** Begin **

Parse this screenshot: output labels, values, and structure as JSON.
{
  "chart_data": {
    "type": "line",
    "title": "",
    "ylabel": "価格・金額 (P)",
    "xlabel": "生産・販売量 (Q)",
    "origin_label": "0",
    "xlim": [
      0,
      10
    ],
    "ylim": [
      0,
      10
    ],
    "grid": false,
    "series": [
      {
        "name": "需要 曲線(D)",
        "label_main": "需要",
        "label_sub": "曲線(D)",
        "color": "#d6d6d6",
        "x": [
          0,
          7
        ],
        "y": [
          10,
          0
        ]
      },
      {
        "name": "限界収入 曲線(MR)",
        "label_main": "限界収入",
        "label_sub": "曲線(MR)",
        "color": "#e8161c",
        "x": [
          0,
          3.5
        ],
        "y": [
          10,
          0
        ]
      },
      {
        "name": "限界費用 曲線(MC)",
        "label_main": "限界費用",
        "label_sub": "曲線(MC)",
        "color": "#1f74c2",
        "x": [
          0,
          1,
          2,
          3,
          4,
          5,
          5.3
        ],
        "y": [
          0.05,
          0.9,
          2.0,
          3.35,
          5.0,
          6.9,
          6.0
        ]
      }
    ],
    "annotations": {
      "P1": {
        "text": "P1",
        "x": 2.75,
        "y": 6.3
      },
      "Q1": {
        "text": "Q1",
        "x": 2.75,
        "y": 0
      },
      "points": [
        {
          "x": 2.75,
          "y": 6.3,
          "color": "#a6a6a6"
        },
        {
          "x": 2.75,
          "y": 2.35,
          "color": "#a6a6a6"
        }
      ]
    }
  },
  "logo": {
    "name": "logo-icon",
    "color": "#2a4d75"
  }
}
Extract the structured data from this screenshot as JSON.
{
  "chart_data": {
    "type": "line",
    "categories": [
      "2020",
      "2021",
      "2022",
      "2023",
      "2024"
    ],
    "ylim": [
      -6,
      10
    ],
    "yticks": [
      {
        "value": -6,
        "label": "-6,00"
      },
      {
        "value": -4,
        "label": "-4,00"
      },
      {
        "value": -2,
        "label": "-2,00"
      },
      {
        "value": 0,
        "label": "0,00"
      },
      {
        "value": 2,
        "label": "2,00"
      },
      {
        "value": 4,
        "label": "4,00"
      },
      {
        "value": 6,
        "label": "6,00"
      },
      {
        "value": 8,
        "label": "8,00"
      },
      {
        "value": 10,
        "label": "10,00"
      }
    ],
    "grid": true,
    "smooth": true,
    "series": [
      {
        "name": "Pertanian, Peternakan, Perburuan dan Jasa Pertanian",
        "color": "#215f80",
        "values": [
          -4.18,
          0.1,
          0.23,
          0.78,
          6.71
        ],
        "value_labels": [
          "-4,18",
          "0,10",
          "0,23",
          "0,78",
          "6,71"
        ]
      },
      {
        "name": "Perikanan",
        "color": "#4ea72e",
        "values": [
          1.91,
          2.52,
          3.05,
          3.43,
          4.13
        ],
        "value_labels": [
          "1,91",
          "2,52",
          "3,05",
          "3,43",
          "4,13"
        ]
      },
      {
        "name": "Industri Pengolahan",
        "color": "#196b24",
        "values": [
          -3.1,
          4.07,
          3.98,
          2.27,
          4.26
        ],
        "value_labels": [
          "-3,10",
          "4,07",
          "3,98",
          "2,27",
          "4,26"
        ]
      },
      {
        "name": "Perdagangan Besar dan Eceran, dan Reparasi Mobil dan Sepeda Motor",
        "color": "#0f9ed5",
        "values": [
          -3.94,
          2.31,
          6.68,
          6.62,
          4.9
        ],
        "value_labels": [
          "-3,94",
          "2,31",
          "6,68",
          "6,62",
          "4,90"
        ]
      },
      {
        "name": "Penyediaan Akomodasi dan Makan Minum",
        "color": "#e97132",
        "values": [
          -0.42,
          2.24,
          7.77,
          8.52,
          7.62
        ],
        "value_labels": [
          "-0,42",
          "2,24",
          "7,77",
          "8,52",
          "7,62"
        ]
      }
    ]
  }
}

** End **

Count how many lines above carry the word "name". Only the number is required.

§ **COMPLETE ANSWER**: 9